§ PROMPT: State the number of lines with the string "condition" in them, and nothing else.

§ EXTRACTED INFORMATION:
•••

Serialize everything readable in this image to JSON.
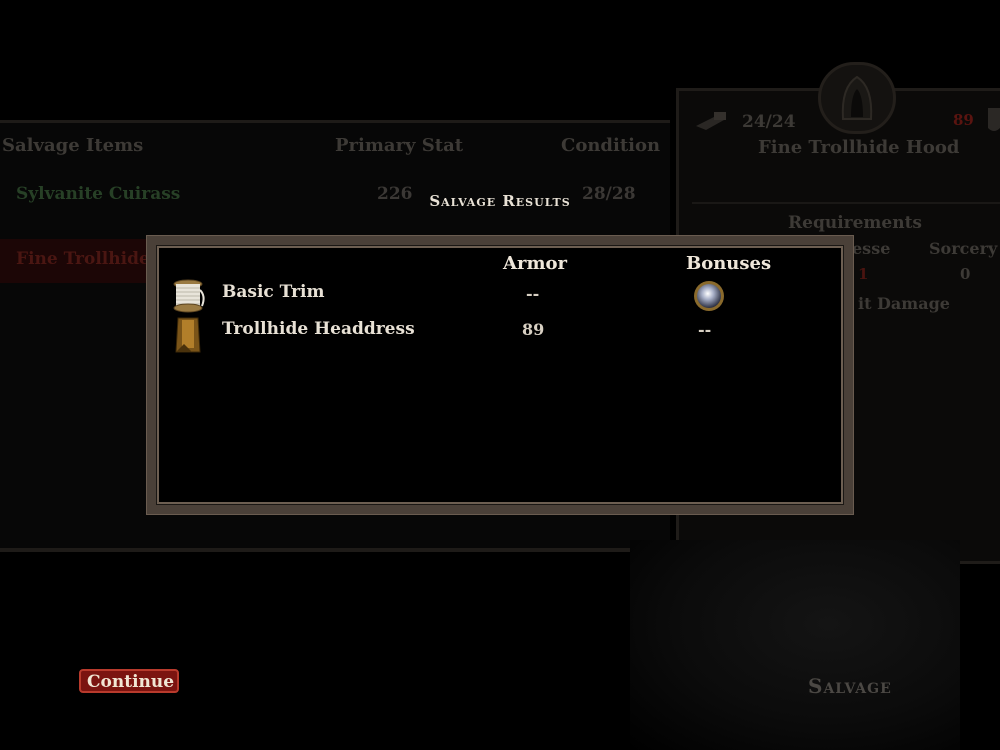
{
  "background_list": {
    "headers": {
      "items": "Salvage Items",
      "primary": "Primary Stat",
      "condition": "Condition"
    },
    "rows": [
      {
        "name": "Sylvanite Cuirass",
        "primary": "226",
        "condition": "28/28",
        "color": "#274026"
      },
      {
        "name": "Fine Trollhide",
        "primary": "",
        "condition": "",
        "color": "#4a1612"
      }
    ]
  },
  "item_card": {
    "durability": "24/24",
    "armor_value": "89",
    "name": "Fine Trollhide Hood",
    "requirements_label": "Requirements",
    "req_left_partial": "esse",
    "req_right": "Sorcery",
    "req_left_value": "1",
    "req_right_value": "0",
    "partial_stat": "it Damage"
  },
  "modal": {
    "title": "Salvage Results",
    "columns": {
      "armor": "Armor",
      "bonuses": "Bonuses"
    },
    "rows": [
      {
        "name": "Basic Trim",
        "armor": "--",
        "bonus_icon": "orb-icon",
        "bonus": ""
      },
      {
        "name": "Trollhide Headdress",
        "armor": "89",
        "bonus_icon": "",
        "bonus": "--"
      }
    ]
  },
  "buttons": {
    "continue": "Continue"
  },
  "screen_label": "Salvage",
  "colors": {
    "accent_red": "#7b1410",
    "frame": "#4a4038"
  }
}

•••

§ SOLVED PROBLEM: 3